===== Material for this exercise =====
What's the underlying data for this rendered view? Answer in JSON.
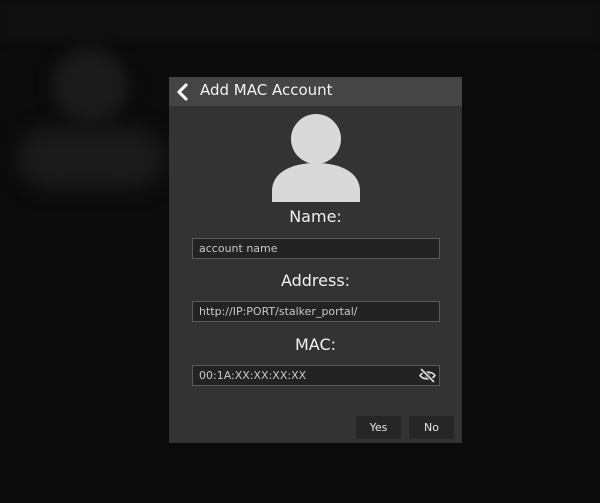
{
  "dialog": {
    "title": "Add MAC Account",
    "icons": {
      "back": "chevron-left-icon",
      "avatar": "user-silhouette-icon",
      "mac_visibility": "eye-slash-icon"
    },
    "fields": {
      "name": {
        "label": "Name:",
        "placeholder": "account name"
      },
      "address": {
        "label": "Address:",
        "placeholder": "http://IP:PORT/stalker_portal/"
      },
      "mac": {
        "label": "MAC:",
        "placeholder": "00:1A:XX:XX:XX:XX"
      }
    },
    "buttons": {
      "yes": "Yes",
      "no": "No"
    }
  },
  "colors": {
    "backdrop": "#0b0b0b",
    "dialog_bg": "#333333",
    "header_bg": "#454545",
    "input_bg": "#232323",
    "button_bg": "#262626",
    "text": "#f2f2f2",
    "avatar": "#d9d9d9"
  }
}
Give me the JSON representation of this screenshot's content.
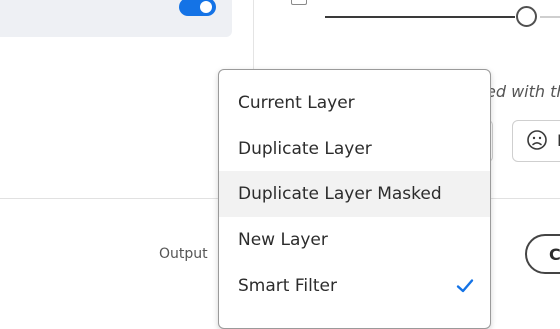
{
  "settings": {
    "toggle_on": true,
    "accent": "#1473e6",
    "italic_fragment": "ed with th",
    "feedback_letter": "I",
    "output_label": "Output",
    "button_fragment": "C"
  },
  "menu": {
    "items": [
      {
        "label": "Current Layer"
      },
      {
        "label": "Duplicate Layer"
      },
      {
        "label": "Duplicate Layer Masked"
      },
      {
        "label": "New Layer"
      },
      {
        "label": "Smart Filter"
      }
    ],
    "highlighted": "Duplicate Layer Masked",
    "selected": "Smart Filter"
  },
  "icons": {
    "feedback": "frown-face-icon",
    "selected_mark": "checkmark-icon"
  }
}
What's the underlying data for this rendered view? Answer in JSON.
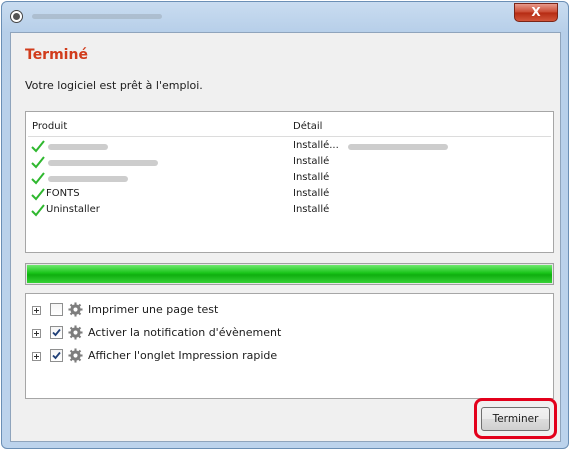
{
  "window": {
    "close_label": "X"
  },
  "header": {
    "title": "Terminé",
    "subtitle": "Votre logiciel est prêt à l'emploi."
  },
  "table": {
    "columns": [
      "Produit",
      "Détail"
    ],
    "rows": [
      {
        "name": "",
        "detail": "Installé..."
      },
      {
        "name": "",
        "detail": "Installé"
      },
      {
        "name": "",
        "detail": "Installé"
      },
      {
        "name": "FONTS",
        "detail": "Installé"
      },
      {
        "name": "Uninstaller",
        "detail": "Installé"
      }
    ]
  },
  "progress": {
    "value": 1.0,
    "color": "#18c418"
  },
  "options": [
    {
      "label": "Imprimer une page test",
      "checked": false
    },
    {
      "label": "Activer la notification d'évènement",
      "checked": true
    },
    {
      "label": "Afficher l'onglet Impression rapide",
      "checked": true
    }
  ],
  "footer": {
    "finish_label": "Terminer"
  },
  "colors": {
    "heading": "#d13c1c",
    "check": "#2fb82f",
    "highlight": "#e3001b"
  },
  "icons": {
    "app": "app-icon",
    "check": "check-icon",
    "settings": "gear-icon",
    "expand": "expand-icon"
  }
}
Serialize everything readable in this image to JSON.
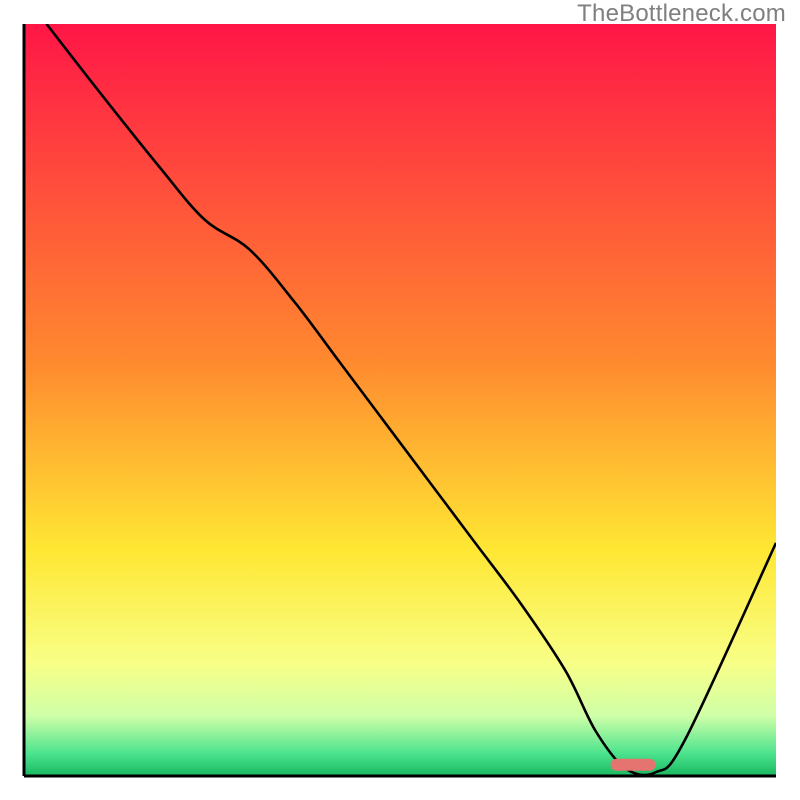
{
  "watermark": "TheBottleneck.com",
  "chart_data": {
    "type": "line",
    "title": "",
    "xlabel": "",
    "ylabel": "",
    "xlim": [
      0,
      100
    ],
    "ylim": [
      0,
      100
    ],
    "series": [
      {
        "name": "bottleneck-curve",
        "x": [
          3,
          10,
          18,
          24,
          30,
          36,
          42,
          48,
          54,
          60,
          66,
          72,
          76,
          80,
          84,
          88,
          100
        ],
        "values": [
          100,
          91,
          81,
          74,
          70,
          63,
          55,
          47,
          39,
          31,
          23,
          14,
          6,
          1,
          0.5,
          5,
          31
        ],
        "notes": "values are approximate percentage heights read visually off the image since the figure has no axis ticks or labels"
      },
      {
        "name": "optimal-marker",
        "x": [
          78,
          84
        ],
        "values": [
          1.5,
          1.5
        ],
        "notes": "pink pill near curve minimum"
      }
    ],
    "background_gradient": {
      "stops": [
        {
          "offset": 0,
          "color": "#ff1647"
        },
        {
          "offset": 45,
          "color": "#ff8a2f"
        },
        {
          "offset": 70,
          "color": "#ffe733"
        },
        {
          "offset": 85,
          "color": "#f8ff87"
        },
        {
          "offset": 92,
          "color": "#cfffa8"
        },
        {
          "offset": 97,
          "color": "#4de38e"
        },
        {
          "offset": 100,
          "color": "#18b861"
        }
      ]
    },
    "colors": {
      "curve": "#000000",
      "marker": "#e5736f",
      "axis": "#000000"
    }
  }
}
=====
What to work on: Make an exact copy of all the material, but keep the pictures out of it.

Correct result:
What's the underlying data for this rendered view? Answer in JSON.
{
  "dialog": {
    "title": "Add MAC Account",
    "icons": {
      "back": "chevron-left-icon",
      "avatar": "user-silhouette-icon",
      "mac_visibility": "eye-slash-icon"
    },
    "fields": {
      "name": {
        "label": "Name:",
        "placeholder": "account name"
      },
      "address": {
        "label": "Address:",
        "placeholder": "http://IP:PORT/stalker_portal/"
      },
      "mac": {
        "label": "MAC:",
        "placeholder": "00:1A:XX:XX:XX:XX"
      }
    },
    "buttons": {
      "yes": "Yes",
      "no": "No"
    }
  },
  "colors": {
    "backdrop": "#0b0b0b",
    "dialog_bg": "#333333",
    "header_bg": "#454545",
    "input_bg": "#232323",
    "button_bg": "#262626",
    "text": "#f2f2f2",
    "avatar": "#d9d9d9"
  }
}
Give me the JSON representation of this screenshot's content.
{
  "settings": {
    "toggle_on": true,
    "accent": "#1473e6",
    "italic_fragment": "ed with th",
    "feedback_letter": "I",
    "output_label": "Output",
    "button_fragment": "C"
  },
  "menu": {
    "items": [
      {
        "label": "Current Layer"
      },
      {
        "label": "Duplicate Layer"
      },
      {
        "label": "Duplicate Layer Masked"
      },
      {
        "label": "New Layer"
      },
      {
        "label": "Smart Filter"
      }
    ],
    "highlighted": "Duplicate Layer Masked",
    "selected": "Smart Filter"
  },
  "icons": {
    "feedback": "frown-face-icon",
    "selected_mark": "checkmark-icon"
  }
}
What's the underlying data for this rendered view? Answer in JSON.
{
  "window": {
    "close_label": "X"
  },
  "header": {
    "title": "Terminé",
    "subtitle": "Votre logiciel est prêt à l'emploi."
  },
  "table": {
    "columns": [
      "Produit",
      "Détail"
    ],
    "rows": [
      {
        "name": "",
        "detail": "Installé..."
      },
      {
        "name": "",
        "detail": "Installé"
      },
      {
        "name": "",
        "detail": "Installé"
      },
      {
        "name": "FONTS",
        "detail": "Installé"
      },
      {
        "name": "Uninstaller",
        "detail": "Installé"
      }
    ]
  },
  "progress": {
    "value": 1.0,
    "color": "#18c418"
  },
  "options": [
    {
      "label": "Imprimer une page test",
      "checked": false
    },
    {
      "label": "Activer la notification d'évènement",
      "checked": true
    },
    {
      "label": "Afficher l'onglet Impression rapide",
      "checked": true
    }
  ],
  "footer": {
    "finish_label": "Terminer"
  },
  "colors": {
    "heading": "#d13c1c",
    "check": "#2fb82f",
    "highlight": "#e3001b"
  },
  "icons": {
    "app": "app-icon",
    "check": "check-icon",
    "settings": "gear-icon",
    "expand": "expand-icon"
  }
}
Serialize everything readable in this image to JSON.
{
  "watermark": "TheBottleneck.com",
  "chart_data": {
    "type": "line",
    "title": "",
    "xlabel": "",
    "ylabel": "",
    "xlim": [
      0,
      100
    ],
    "ylim": [
      0,
      100
    ],
    "series": [
      {
        "name": "bottleneck-curve",
        "x": [
          3,
          10,
          18,
          24,
          30,
          36,
          42,
          48,
          54,
          60,
          66,
          72,
          76,
          80,
          84,
          88,
          100
        ],
        "values": [
          100,
          91,
          81,
          74,
          70,
          63,
          55,
          47,
          39,
          31,
          23,
          14,
          6,
          1,
          0.5,
          5,
          31
        ],
        "notes": "values are approximate percentage heights read visually off the image since the figure has no axis ticks or labels"
      },
      {
        "name": "optimal-marker",
        "x": [
          78,
          84
        ],
        "values": [
          1.5,
          1.5
        ],
        "notes": "pink pill near curve minimum"
      }
    ],
    "background_gradient": {
      "stops": [
        {
          "offset": 0,
          "color": "#ff1647"
        },
        {
          "offset": 45,
          "color": "#ff8a2f"
        },
        {
          "offset": 70,
          "color": "#ffe733"
        },
        {
          "offset": 85,
          "color": "#f8ff87"
        },
        {
          "offset": 92,
          "color": "#cfffa8"
        },
        {
          "offset": 97,
          "color": "#4de38e"
        },
        {
          "offset": 100,
          "color": "#18b861"
        }
      ]
    },
    "colors": {
      "curve": "#000000",
      "marker": "#e5736f",
      "axis": "#000000"
    }
  }
}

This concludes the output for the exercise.